>>>

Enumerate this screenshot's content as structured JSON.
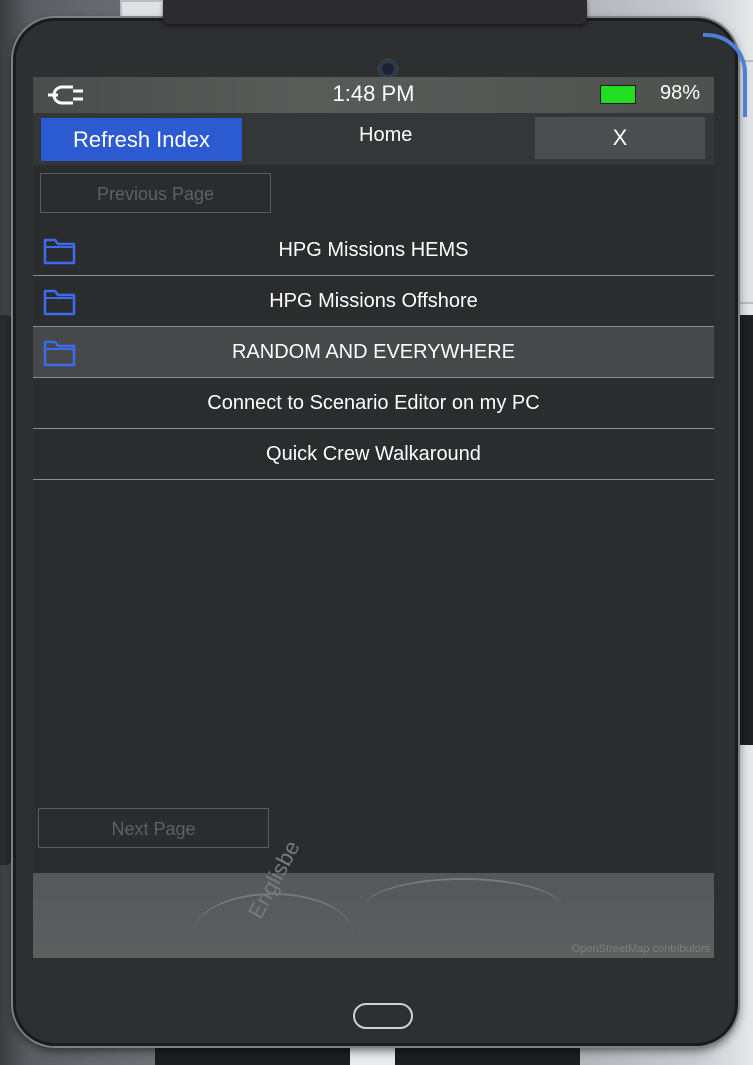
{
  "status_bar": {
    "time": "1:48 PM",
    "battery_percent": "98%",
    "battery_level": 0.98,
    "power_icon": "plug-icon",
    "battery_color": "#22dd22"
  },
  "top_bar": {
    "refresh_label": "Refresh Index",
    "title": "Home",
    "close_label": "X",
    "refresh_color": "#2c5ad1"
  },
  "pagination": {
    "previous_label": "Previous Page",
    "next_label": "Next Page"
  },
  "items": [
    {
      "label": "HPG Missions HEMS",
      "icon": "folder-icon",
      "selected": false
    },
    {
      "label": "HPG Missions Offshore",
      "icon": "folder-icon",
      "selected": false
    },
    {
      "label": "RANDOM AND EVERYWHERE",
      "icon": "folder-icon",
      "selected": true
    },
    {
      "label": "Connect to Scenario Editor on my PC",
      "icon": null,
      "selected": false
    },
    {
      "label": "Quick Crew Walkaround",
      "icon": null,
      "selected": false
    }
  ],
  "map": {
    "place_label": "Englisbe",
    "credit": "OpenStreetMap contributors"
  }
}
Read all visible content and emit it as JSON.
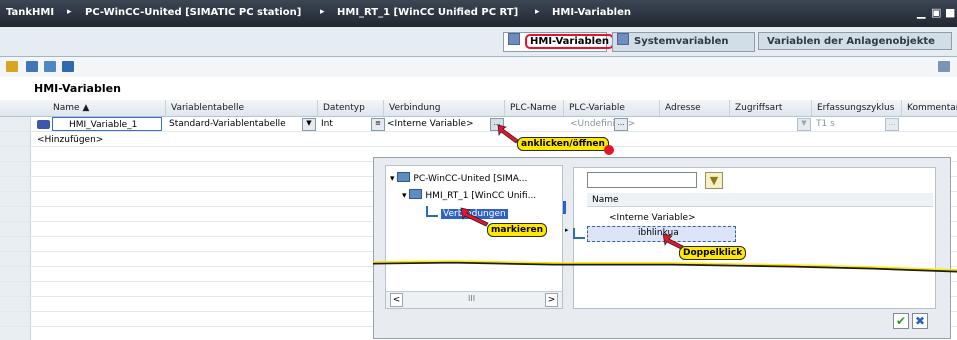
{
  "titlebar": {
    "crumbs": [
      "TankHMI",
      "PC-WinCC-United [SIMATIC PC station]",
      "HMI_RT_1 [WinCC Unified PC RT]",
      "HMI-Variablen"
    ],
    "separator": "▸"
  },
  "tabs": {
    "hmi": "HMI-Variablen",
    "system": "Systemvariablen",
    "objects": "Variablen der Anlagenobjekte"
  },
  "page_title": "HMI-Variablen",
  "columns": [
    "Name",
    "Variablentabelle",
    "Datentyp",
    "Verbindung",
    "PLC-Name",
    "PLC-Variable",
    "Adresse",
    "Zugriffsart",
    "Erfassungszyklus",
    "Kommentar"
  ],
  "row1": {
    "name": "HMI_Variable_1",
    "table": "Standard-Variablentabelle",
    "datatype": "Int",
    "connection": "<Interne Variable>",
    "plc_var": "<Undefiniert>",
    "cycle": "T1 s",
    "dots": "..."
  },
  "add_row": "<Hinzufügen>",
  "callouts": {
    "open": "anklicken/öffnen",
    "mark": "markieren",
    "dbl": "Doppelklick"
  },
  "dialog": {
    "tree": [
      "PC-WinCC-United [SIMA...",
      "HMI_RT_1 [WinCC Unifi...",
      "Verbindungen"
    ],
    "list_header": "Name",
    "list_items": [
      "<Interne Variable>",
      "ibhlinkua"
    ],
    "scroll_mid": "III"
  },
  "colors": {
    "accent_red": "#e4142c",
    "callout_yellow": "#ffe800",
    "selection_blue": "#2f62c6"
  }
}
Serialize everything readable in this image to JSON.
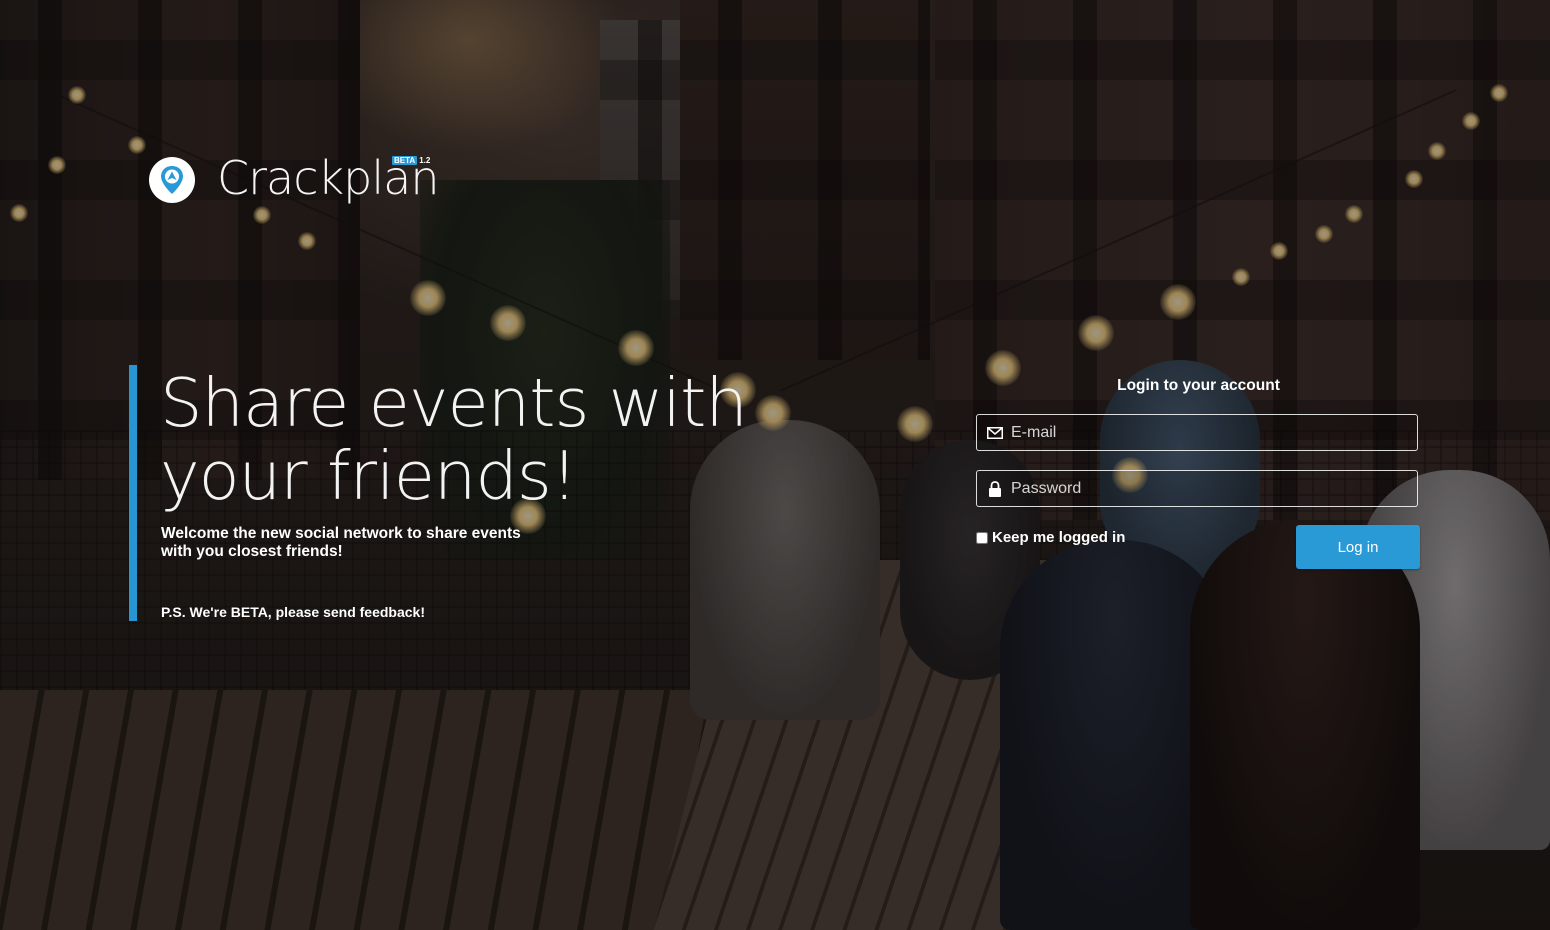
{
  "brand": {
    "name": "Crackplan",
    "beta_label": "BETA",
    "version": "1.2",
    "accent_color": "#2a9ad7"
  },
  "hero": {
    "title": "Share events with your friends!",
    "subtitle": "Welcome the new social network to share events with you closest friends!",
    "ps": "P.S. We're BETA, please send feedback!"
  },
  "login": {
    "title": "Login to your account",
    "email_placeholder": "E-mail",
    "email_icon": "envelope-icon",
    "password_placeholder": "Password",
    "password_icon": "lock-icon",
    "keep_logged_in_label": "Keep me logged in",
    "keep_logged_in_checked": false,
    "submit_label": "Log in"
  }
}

<<<

→ DESCRIPTION OF THE TASK
Quote each record exactly as it stands, minus the pictures.

→ REPLY TO THE TASK
Enumerate this screenshot's content as structured JSON.
{
  "status_bar": {
    "time": "1:48 PM",
    "battery_percent": "98%",
    "battery_level": 0.98,
    "power_icon": "plug-icon",
    "battery_color": "#22dd22"
  },
  "top_bar": {
    "refresh_label": "Refresh Index",
    "title": "Home",
    "close_label": "X",
    "refresh_color": "#2c5ad1"
  },
  "pagination": {
    "previous_label": "Previous Page",
    "next_label": "Next Page"
  },
  "items": [
    {
      "label": "HPG Missions HEMS",
      "icon": "folder-icon",
      "selected": false
    },
    {
      "label": "HPG Missions Offshore",
      "icon": "folder-icon",
      "selected": false
    },
    {
      "label": "RANDOM AND EVERYWHERE",
      "icon": "folder-icon",
      "selected": true
    },
    {
      "label": "Connect to Scenario Editor on my PC",
      "icon": null,
      "selected": false
    },
    {
      "label": "Quick Crew Walkaround",
      "icon": null,
      "selected": false
    }
  ],
  "map": {
    "place_label": "Englisbe",
    "credit": "OpenStreetMap contributors"
  }
}
Read all visible content and emit it as JSON.
{
  "titlebar": {
    "crumbs": [
      "TankHMI",
      "PC-WinCC-United [SIMATIC PC station]",
      "HMI_RT_1 [WinCC Unified PC RT]",
      "HMI-Variablen"
    ],
    "separator": "▸"
  },
  "tabs": {
    "hmi": "HMI-Variablen",
    "system": "Systemvariablen",
    "objects": "Variablen der Anlagenobjekte"
  },
  "page_title": "HMI-Variablen",
  "columns": [
    "Name",
    "Variablentabelle",
    "Datentyp",
    "Verbindung",
    "PLC-Name",
    "PLC-Variable",
    "Adresse",
    "Zugriffsart",
    "Erfassungszyklus",
    "Kommentar"
  ],
  "row1": {
    "name": "HMI_Variable_1",
    "table": "Standard-Variablentabelle",
    "datatype": "Int",
    "connection": "<Interne Variable>",
    "plc_var": "<Undefiniert>",
    "cycle": "T1 s",
    "dots": "..."
  },
  "add_row": "<Hinzufügen>",
  "callouts": {
    "open": "anklicken/öffnen",
    "mark": "markieren",
    "dbl": "Doppelklick"
  },
  "dialog": {
    "tree": [
      "PC-WinCC-United [SIMA...",
      "HMI_RT_1 [WinCC Unifi...",
      "Verbindungen"
    ],
    "list_header": "Name",
    "list_items": [
      "<Interne Variable>",
      "ibhlinkua"
    ],
    "scroll_mid": "III"
  },
  "colors": {
    "accent_red": "#e4142c",
    "callout_yellow": "#ffe800",
    "selection_blue": "#2f62c6"
  }
}
Serialize everything readable in this image to JSON.
{
  "brand": {
    "name": "Crackplan",
    "beta_label": "BETA",
    "version": "1.2",
    "accent_color": "#2a9ad7"
  },
  "hero": {
    "title": "Share events with your friends!",
    "subtitle": "Welcome the new social network to share events with you closest friends!",
    "ps": "P.S. We're BETA, please send feedback!"
  },
  "login": {
    "title": "Login to your account",
    "email_placeholder": "E-mail",
    "email_icon": "envelope-icon",
    "password_placeholder": "Password",
    "password_icon": "lock-icon",
    "keep_logged_in_label": "Keep me logged in",
    "keep_logged_in_checked": false,
    "submit_label": "Log in"
  }
}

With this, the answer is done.